Exercise task:
Wherever the word "direction" appears in the entries, copy the whole line.

Data to use:
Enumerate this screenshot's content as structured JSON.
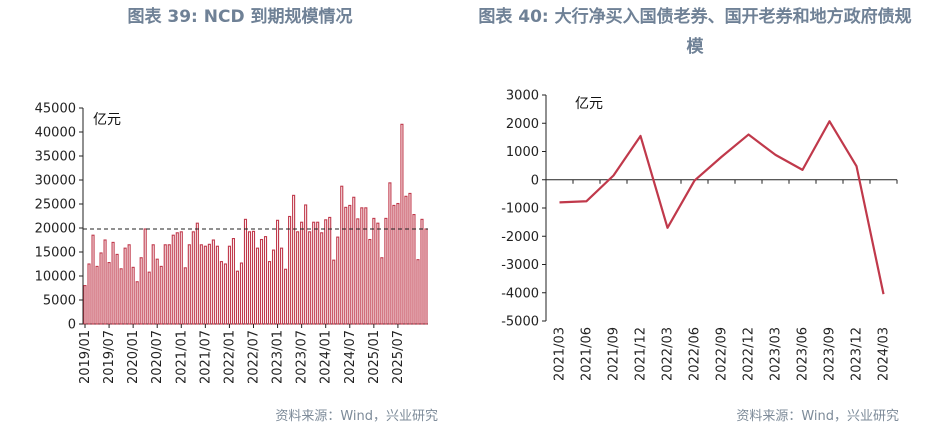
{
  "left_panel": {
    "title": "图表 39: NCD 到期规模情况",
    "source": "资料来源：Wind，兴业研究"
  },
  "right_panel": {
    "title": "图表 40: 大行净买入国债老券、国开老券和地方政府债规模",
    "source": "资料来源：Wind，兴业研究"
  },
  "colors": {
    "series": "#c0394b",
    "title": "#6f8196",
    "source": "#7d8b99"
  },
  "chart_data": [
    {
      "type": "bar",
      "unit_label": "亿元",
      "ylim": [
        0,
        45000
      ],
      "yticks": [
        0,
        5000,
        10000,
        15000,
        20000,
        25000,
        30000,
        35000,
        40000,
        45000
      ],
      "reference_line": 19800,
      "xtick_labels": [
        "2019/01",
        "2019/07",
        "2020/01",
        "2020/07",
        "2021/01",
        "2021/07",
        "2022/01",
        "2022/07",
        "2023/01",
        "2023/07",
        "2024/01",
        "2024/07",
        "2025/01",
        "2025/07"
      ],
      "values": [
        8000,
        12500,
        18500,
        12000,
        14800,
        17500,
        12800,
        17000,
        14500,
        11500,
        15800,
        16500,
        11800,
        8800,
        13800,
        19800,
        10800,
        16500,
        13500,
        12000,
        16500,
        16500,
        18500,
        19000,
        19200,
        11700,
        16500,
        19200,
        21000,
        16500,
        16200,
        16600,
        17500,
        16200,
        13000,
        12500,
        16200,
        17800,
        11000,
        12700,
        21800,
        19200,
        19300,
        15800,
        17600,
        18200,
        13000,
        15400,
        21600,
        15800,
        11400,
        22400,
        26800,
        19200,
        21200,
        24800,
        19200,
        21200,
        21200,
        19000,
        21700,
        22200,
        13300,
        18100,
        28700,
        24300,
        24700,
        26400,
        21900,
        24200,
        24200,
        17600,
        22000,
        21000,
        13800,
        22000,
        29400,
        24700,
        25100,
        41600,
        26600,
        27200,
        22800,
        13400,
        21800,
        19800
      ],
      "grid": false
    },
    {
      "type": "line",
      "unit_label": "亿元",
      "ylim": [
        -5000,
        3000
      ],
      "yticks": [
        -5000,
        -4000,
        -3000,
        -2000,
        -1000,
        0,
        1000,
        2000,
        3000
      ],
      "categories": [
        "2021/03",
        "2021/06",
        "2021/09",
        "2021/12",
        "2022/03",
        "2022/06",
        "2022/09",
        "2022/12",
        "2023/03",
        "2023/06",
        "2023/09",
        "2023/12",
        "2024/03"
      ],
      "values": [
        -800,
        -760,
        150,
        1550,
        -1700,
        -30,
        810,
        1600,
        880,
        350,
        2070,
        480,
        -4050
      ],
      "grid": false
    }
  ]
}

...

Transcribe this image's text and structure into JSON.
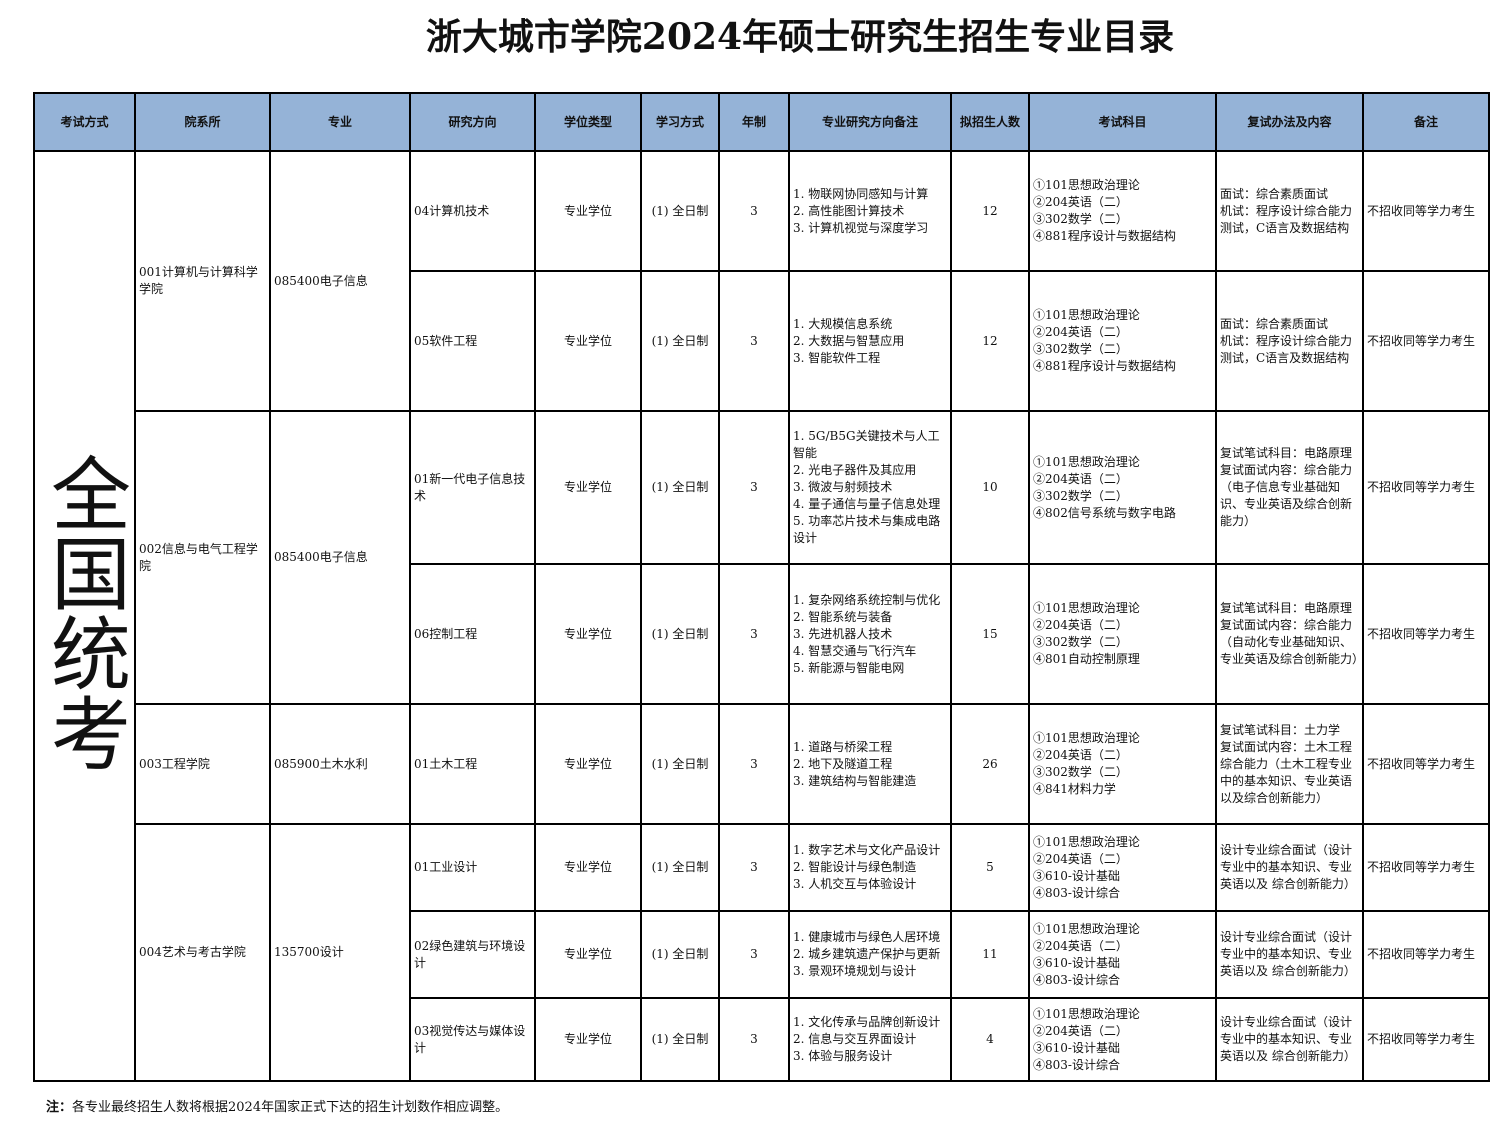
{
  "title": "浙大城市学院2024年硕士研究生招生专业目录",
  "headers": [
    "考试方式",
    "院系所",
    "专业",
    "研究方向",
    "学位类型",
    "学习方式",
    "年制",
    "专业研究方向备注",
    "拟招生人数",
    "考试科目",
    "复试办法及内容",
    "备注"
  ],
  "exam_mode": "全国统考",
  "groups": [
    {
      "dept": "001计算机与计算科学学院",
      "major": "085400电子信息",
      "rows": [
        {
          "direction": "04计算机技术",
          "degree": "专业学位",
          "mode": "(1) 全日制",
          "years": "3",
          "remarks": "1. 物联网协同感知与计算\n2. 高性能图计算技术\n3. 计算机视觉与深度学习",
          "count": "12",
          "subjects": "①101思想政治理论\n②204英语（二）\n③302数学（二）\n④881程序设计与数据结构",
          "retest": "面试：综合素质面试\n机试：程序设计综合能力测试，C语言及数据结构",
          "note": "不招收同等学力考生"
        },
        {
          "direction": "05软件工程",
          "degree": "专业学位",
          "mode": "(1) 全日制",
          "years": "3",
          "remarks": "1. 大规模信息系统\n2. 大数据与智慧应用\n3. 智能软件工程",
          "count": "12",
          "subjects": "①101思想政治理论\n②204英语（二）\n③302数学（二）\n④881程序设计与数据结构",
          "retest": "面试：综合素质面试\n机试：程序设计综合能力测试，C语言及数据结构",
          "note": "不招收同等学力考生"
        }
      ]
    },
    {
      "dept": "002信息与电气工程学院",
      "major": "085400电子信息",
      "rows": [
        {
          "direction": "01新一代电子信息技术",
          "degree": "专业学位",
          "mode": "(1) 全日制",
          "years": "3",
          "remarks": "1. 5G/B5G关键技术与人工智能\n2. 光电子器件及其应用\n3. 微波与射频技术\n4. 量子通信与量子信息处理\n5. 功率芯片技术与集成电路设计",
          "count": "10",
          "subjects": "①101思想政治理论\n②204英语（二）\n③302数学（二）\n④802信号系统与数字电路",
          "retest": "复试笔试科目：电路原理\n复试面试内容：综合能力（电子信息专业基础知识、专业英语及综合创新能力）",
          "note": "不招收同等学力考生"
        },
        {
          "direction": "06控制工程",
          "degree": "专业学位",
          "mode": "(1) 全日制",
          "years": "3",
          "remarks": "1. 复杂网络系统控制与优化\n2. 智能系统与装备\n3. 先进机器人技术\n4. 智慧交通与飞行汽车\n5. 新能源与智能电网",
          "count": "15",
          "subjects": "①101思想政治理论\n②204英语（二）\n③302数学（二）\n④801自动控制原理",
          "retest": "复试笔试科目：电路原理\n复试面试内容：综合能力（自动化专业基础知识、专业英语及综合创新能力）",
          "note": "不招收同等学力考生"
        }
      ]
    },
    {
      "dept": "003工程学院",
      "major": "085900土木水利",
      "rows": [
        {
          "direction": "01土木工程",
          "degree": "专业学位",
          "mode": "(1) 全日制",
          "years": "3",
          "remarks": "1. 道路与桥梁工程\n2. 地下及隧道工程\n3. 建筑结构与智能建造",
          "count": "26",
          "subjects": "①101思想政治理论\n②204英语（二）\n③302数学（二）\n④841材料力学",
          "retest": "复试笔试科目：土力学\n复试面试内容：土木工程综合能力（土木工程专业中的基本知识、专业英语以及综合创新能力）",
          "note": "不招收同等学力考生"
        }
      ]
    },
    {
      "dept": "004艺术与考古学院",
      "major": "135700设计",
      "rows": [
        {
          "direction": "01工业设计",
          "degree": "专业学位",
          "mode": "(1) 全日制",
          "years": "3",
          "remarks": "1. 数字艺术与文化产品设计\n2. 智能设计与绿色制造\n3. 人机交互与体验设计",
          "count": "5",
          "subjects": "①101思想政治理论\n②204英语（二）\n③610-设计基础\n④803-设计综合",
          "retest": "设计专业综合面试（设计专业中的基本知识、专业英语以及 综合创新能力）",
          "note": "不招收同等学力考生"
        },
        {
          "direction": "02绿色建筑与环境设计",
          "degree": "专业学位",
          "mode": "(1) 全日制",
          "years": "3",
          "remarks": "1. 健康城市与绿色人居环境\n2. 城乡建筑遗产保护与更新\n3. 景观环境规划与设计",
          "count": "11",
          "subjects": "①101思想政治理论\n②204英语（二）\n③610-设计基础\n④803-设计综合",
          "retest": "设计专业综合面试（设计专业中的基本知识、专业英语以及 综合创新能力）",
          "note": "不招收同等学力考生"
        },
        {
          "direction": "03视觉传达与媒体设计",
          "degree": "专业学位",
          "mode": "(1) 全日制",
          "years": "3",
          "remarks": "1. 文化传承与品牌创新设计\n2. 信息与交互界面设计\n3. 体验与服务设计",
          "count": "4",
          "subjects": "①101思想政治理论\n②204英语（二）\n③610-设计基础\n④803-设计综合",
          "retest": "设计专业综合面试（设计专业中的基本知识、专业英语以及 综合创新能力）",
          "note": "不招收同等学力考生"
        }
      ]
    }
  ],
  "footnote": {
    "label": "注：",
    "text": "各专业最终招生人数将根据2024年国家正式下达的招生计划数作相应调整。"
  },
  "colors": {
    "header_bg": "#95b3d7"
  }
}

Response to this exercise:
          "direction": "04计算机技术",
          "direction": "05软件工程",
          "direction": "01新一代电子信息技术",
          "direction": "06控制工程",
          "direction": "01土木工程",
          "direction": "01工业设计",
          "direction": "02绿色建筑与环境设计",
          "direction": "03视觉传达与媒体设计",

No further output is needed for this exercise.